Filter for the word "возможность" and keep each matching line.

START Material shown

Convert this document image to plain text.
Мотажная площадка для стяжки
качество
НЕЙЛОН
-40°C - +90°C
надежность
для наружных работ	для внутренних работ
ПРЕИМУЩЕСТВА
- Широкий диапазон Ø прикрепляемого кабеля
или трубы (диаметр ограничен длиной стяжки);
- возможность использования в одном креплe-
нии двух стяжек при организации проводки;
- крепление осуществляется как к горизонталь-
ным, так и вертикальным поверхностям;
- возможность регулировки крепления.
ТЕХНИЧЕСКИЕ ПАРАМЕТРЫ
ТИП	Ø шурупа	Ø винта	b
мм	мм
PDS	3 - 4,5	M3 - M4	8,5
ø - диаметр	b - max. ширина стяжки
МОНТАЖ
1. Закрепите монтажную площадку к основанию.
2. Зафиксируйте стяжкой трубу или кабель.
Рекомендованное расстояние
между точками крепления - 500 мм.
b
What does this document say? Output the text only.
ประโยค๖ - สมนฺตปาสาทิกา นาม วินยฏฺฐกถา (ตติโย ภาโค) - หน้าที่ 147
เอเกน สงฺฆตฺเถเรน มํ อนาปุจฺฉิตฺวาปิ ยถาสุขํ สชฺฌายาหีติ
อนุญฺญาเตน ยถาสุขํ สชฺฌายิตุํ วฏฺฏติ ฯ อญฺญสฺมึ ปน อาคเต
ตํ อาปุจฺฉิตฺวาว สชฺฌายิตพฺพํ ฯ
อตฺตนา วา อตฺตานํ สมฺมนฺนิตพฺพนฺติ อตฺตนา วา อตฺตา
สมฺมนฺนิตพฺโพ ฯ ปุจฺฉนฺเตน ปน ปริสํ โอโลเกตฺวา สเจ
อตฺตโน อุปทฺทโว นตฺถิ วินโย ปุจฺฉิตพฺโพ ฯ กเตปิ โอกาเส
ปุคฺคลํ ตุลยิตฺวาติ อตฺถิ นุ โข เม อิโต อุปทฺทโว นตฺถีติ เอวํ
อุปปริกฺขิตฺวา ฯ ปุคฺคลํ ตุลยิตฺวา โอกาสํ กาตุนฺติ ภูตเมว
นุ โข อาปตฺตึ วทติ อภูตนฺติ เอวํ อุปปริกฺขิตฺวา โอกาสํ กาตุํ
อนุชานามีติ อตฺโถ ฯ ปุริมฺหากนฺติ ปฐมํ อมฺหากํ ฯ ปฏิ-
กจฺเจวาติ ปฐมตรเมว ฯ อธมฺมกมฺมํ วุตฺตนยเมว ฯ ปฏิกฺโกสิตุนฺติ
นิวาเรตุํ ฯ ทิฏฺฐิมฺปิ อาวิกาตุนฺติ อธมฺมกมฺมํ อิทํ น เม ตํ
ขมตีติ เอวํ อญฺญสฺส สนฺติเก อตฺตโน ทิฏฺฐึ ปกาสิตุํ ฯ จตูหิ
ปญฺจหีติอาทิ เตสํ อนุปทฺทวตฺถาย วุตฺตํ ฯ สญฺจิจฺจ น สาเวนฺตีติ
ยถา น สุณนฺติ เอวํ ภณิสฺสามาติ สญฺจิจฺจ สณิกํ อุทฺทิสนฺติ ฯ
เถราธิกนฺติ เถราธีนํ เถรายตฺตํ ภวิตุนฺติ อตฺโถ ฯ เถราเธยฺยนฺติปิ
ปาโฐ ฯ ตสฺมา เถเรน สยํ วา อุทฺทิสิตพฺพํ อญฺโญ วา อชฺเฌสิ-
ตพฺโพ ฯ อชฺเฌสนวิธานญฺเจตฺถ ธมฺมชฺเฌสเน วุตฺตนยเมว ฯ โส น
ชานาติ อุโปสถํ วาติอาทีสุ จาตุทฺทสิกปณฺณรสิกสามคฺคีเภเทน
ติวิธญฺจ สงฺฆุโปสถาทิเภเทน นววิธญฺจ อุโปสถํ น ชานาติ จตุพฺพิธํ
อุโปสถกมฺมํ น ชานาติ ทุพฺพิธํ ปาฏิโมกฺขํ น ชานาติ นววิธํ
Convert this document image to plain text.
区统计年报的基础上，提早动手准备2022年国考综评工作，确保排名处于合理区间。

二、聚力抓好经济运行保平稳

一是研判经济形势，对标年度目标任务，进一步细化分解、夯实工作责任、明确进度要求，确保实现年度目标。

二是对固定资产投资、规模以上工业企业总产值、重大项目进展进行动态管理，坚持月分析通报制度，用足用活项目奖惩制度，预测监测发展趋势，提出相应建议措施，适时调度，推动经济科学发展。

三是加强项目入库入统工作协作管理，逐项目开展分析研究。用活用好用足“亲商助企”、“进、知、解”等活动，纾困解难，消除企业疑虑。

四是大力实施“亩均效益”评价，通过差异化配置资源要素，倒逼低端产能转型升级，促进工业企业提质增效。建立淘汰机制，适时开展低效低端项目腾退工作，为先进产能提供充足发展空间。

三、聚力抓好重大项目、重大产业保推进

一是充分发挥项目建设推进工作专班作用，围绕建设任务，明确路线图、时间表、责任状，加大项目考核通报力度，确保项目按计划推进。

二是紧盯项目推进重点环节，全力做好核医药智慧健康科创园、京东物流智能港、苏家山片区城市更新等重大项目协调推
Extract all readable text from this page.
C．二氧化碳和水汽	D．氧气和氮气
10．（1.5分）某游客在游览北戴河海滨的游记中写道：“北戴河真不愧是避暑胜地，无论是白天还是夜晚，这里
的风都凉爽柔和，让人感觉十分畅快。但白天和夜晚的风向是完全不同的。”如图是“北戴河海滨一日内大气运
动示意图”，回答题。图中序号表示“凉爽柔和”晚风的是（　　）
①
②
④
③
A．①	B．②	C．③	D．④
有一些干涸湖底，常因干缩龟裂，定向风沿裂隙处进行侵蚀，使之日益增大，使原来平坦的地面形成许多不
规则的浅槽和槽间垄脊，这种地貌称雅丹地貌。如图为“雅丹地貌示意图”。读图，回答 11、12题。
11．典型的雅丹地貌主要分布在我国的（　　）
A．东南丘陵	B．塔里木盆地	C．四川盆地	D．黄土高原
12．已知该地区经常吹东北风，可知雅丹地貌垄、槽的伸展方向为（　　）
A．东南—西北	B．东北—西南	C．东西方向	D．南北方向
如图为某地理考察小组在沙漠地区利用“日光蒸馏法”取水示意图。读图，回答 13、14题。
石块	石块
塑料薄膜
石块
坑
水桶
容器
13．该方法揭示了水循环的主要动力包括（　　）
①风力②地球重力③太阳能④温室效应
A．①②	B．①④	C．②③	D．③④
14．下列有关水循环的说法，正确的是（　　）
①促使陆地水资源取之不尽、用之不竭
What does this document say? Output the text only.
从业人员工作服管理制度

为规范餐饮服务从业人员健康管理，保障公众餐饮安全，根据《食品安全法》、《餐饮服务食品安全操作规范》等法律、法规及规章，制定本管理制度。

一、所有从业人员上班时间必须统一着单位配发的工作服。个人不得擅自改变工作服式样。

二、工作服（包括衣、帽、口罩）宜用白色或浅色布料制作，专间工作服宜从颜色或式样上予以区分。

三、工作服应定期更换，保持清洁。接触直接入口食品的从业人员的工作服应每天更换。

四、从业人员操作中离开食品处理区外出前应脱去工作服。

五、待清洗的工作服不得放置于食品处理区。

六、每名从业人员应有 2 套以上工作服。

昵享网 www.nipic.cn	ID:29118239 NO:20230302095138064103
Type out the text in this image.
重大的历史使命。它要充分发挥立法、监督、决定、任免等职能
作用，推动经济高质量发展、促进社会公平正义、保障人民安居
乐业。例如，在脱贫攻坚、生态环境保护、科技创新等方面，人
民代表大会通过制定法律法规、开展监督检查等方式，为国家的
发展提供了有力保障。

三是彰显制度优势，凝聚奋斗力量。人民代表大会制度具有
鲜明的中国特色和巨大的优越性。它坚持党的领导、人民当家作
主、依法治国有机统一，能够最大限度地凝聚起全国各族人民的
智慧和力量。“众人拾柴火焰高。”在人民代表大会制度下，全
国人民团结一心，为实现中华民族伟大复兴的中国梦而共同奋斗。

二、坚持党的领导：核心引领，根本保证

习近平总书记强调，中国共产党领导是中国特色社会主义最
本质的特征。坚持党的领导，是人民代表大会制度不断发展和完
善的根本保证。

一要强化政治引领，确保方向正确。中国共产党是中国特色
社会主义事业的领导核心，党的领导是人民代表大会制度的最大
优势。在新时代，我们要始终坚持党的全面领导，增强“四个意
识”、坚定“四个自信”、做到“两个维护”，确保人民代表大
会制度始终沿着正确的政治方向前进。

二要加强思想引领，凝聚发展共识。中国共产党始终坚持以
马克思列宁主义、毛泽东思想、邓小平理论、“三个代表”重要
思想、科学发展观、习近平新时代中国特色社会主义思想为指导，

END Material shown

• _Full answer_
- возможность использования в одном креплe-
- возможность регулировки крепления.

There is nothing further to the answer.